WHAT YOU SHOULD DO
Omit the images, then print each record below exactly as it reads.
....
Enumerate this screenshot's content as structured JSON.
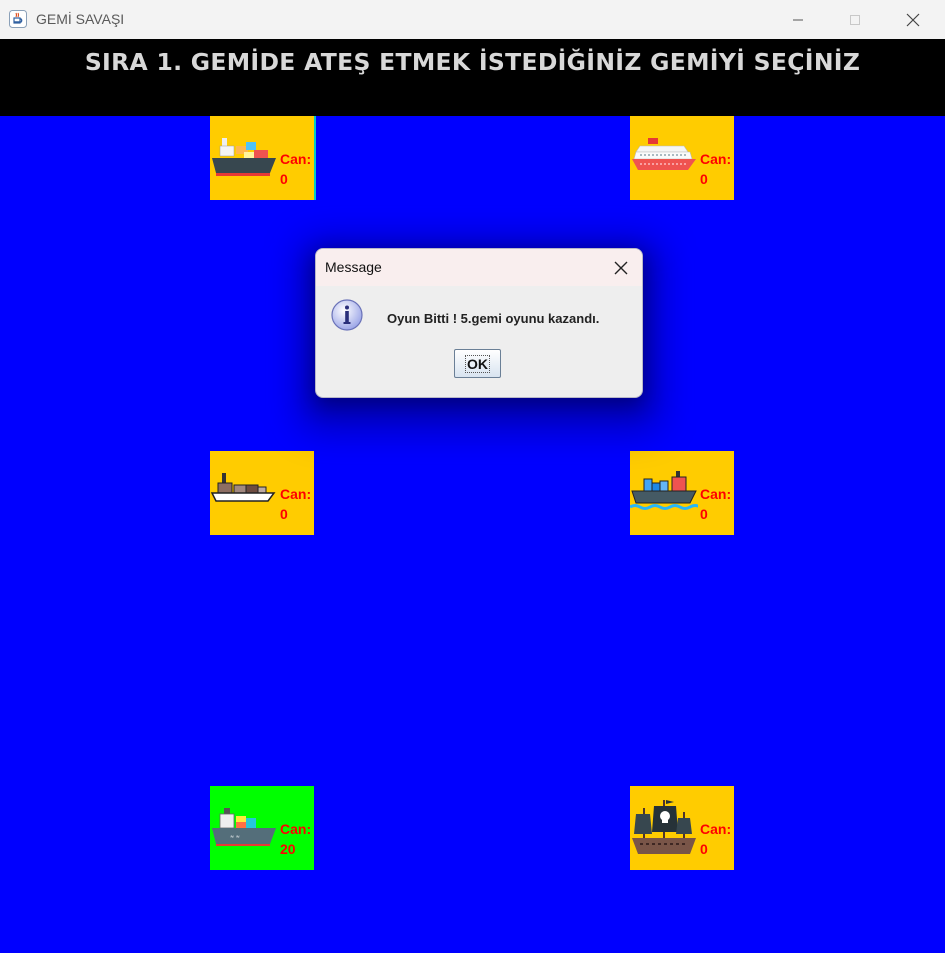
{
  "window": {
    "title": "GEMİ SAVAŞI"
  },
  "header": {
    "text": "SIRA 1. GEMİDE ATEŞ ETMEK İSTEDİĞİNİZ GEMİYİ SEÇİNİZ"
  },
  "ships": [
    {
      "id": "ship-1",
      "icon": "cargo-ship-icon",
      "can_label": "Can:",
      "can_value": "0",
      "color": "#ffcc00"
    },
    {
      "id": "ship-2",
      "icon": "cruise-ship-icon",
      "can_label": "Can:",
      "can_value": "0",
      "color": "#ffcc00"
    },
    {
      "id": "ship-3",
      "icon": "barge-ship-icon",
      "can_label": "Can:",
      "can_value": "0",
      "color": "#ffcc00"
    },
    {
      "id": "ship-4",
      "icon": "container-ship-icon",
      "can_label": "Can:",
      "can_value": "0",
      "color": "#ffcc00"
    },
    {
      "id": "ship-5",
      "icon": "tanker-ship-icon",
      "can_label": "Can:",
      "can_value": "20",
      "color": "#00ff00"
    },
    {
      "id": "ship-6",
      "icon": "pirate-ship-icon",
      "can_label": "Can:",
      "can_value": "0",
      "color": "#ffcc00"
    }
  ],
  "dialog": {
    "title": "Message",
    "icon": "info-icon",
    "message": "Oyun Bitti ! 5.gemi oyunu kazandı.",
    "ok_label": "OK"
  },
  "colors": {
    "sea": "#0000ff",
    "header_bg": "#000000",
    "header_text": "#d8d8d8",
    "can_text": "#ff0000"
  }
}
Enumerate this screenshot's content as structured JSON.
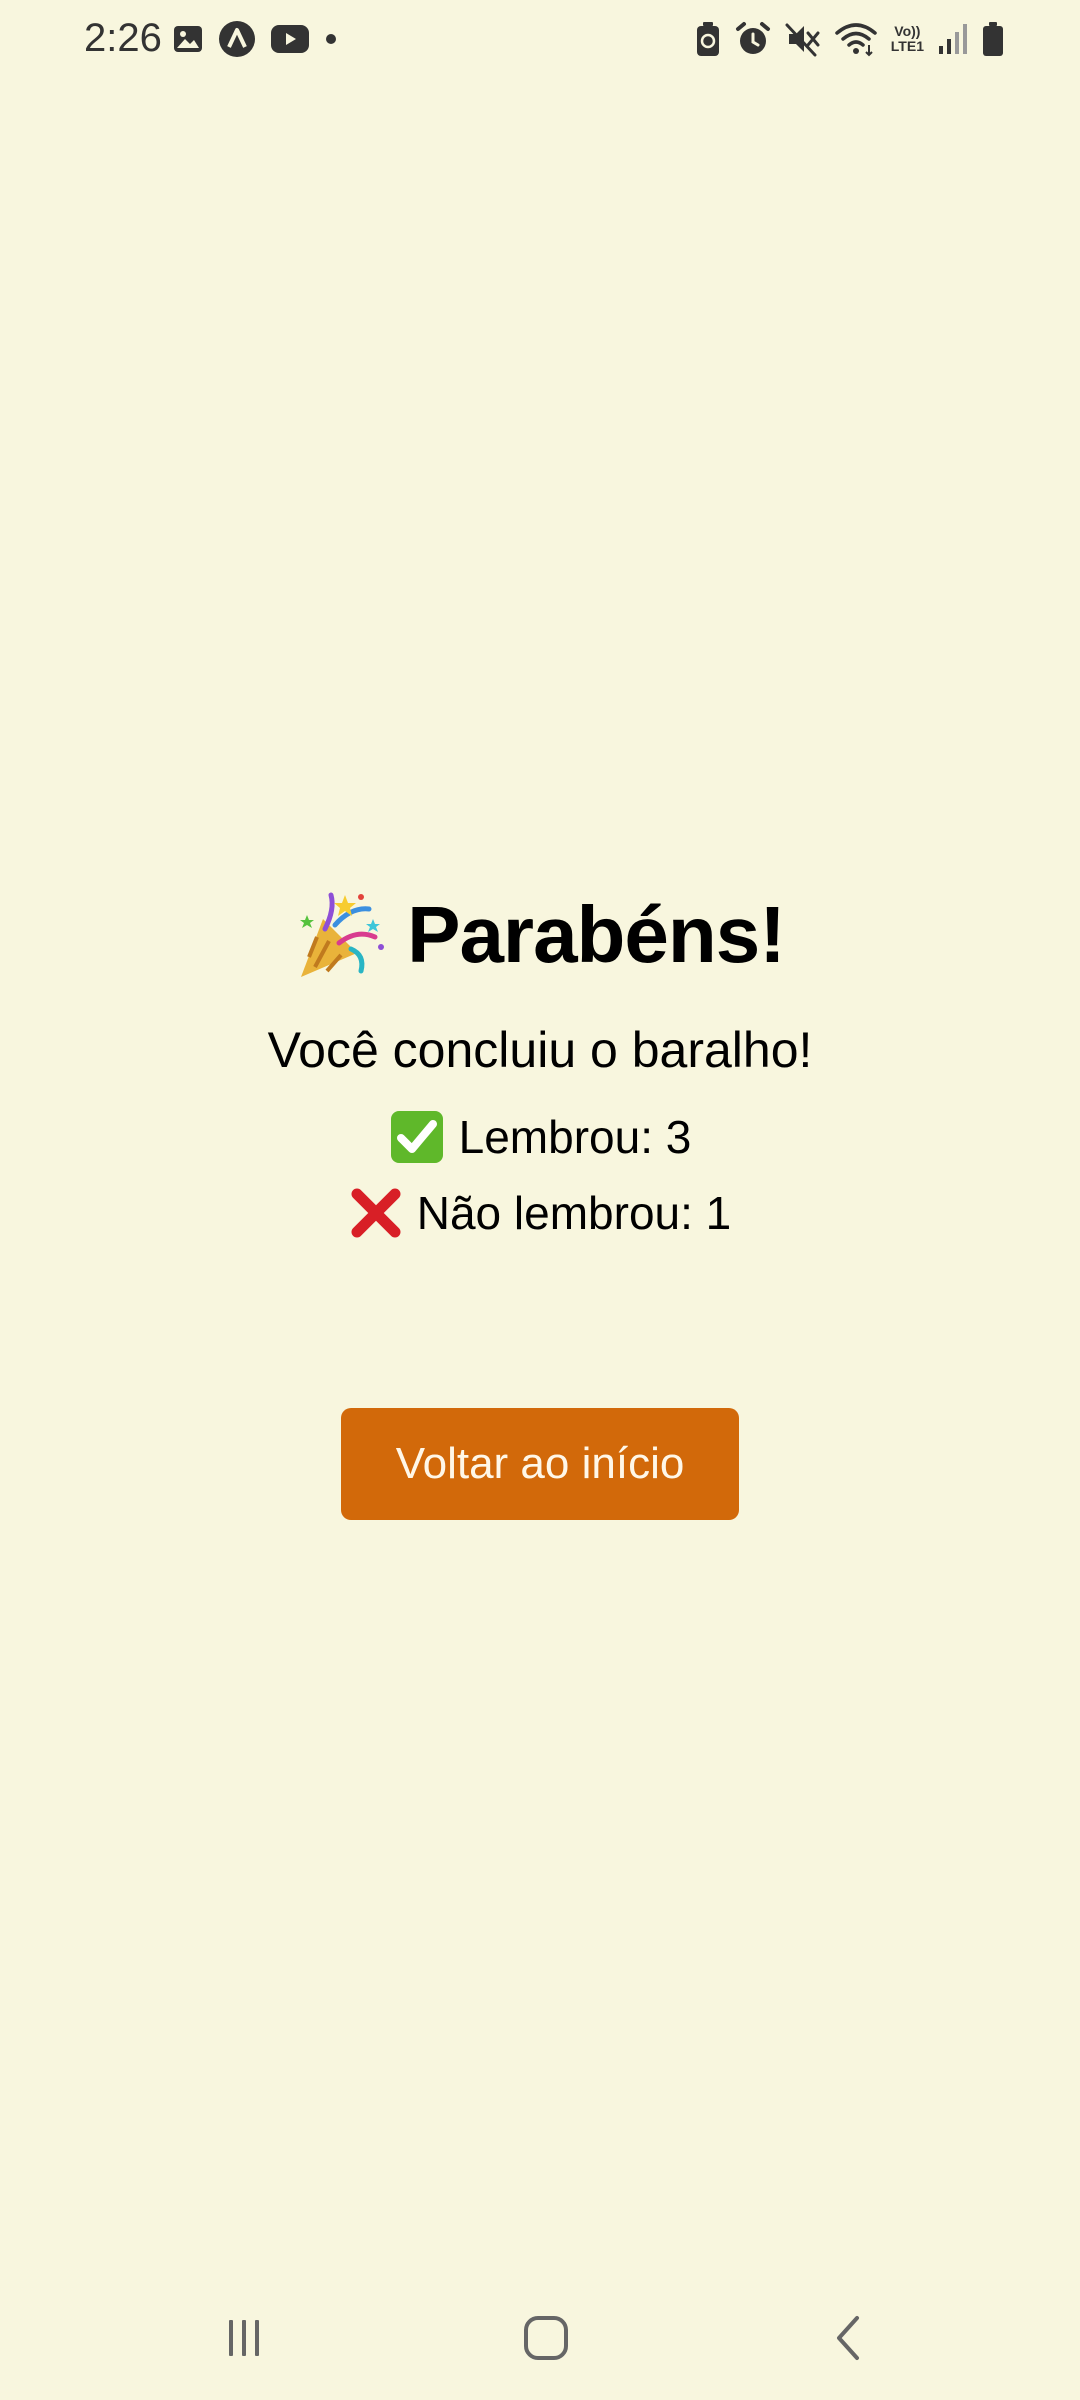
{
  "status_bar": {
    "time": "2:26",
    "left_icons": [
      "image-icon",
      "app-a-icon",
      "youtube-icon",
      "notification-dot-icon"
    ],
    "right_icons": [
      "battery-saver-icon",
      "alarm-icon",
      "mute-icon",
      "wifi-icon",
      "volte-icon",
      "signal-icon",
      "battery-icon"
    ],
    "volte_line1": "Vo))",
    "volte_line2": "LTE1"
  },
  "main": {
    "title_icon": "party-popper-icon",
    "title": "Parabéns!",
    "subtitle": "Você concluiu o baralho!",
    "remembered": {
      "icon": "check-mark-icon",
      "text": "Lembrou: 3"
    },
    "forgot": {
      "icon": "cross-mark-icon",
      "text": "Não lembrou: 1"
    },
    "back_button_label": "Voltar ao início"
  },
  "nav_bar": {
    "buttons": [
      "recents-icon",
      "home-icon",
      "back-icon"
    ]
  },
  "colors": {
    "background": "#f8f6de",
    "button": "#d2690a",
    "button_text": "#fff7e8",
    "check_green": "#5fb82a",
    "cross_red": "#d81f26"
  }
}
....
EXERCISE SOLUTION
Enumerate this screenshot's content as structured JSON.
{
  "window": {
    "title": "GEMİ SAVAŞI"
  },
  "header": {
    "text": "SIRA 1. GEMİDE ATEŞ ETMEK İSTEDİĞİNİZ GEMİYİ SEÇİNİZ"
  },
  "ships": [
    {
      "id": "ship-1",
      "icon": "cargo-ship-icon",
      "can_label": "Can:",
      "can_value": "0",
      "color": "#ffcc00"
    },
    {
      "id": "ship-2",
      "icon": "cruise-ship-icon",
      "can_label": "Can:",
      "can_value": "0",
      "color": "#ffcc00"
    },
    {
      "id": "ship-3",
      "icon": "barge-ship-icon",
      "can_label": "Can:",
      "can_value": "0",
      "color": "#ffcc00"
    },
    {
      "id": "ship-4",
      "icon": "container-ship-icon",
      "can_label": "Can:",
      "can_value": "0",
      "color": "#ffcc00"
    },
    {
      "id": "ship-5",
      "icon": "tanker-ship-icon",
      "can_label": "Can:",
      "can_value": "20",
      "color": "#00ff00"
    },
    {
      "id": "ship-6",
      "icon": "pirate-ship-icon",
      "can_label": "Can:",
      "can_value": "0",
      "color": "#ffcc00"
    }
  ],
  "dialog": {
    "title": "Message",
    "icon": "info-icon",
    "message": "Oyun Bitti ! 5.gemi oyunu kazandı.",
    "ok_label": "OK"
  },
  "colors": {
    "sea": "#0000ff",
    "header_bg": "#000000",
    "header_text": "#d8d8d8",
    "can_text": "#ff0000"
  }
}
Enumerate this screenshot's content as structured JSON.
{
  "status_bar": {
    "time": "2:26",
    "left_icons": [
      "image-icon",
      "app-a-icon",
      "youtube-icon",
      "notification-dot-icon"
    ],
    "right_icons": [
      "battery-saver-icon",
      "alarm-icon",
      "mute-icon",
      "wifi-icon",
      "volte-icon",
      "signal-icon",
      "battery-icon"
    ],
    "volte_line1": "Vo))",
    "volte_line2": "LTE1"
  },
  "main": {
    "title_icon": "party-popper-icon",
    "title": "Parabéns!",
    "subtitle": "Você concluiu o baralho!",
    "remembered": {
      "icon": "check-mark-icon",
      "text": "Lembrou: 3"
    },
    "forgot": {
      "icon": "cross-mark-icon",
      "text": "Não lembrou: 1"
    },
    "back_button_label": "Voltar ao início"
  },
  "nav_bar": {
    "buttons": [
      "recents-icon",
      "home-icon",
      "back-icon"
    ]
  },
  "colors": {
    "background": "#f8f6de",
    "button": "#d2690a",
    "button_text": "#fff7e8",
    "check_green": "#5fb82a",
    "cross_red": "#d81f26"
  }
}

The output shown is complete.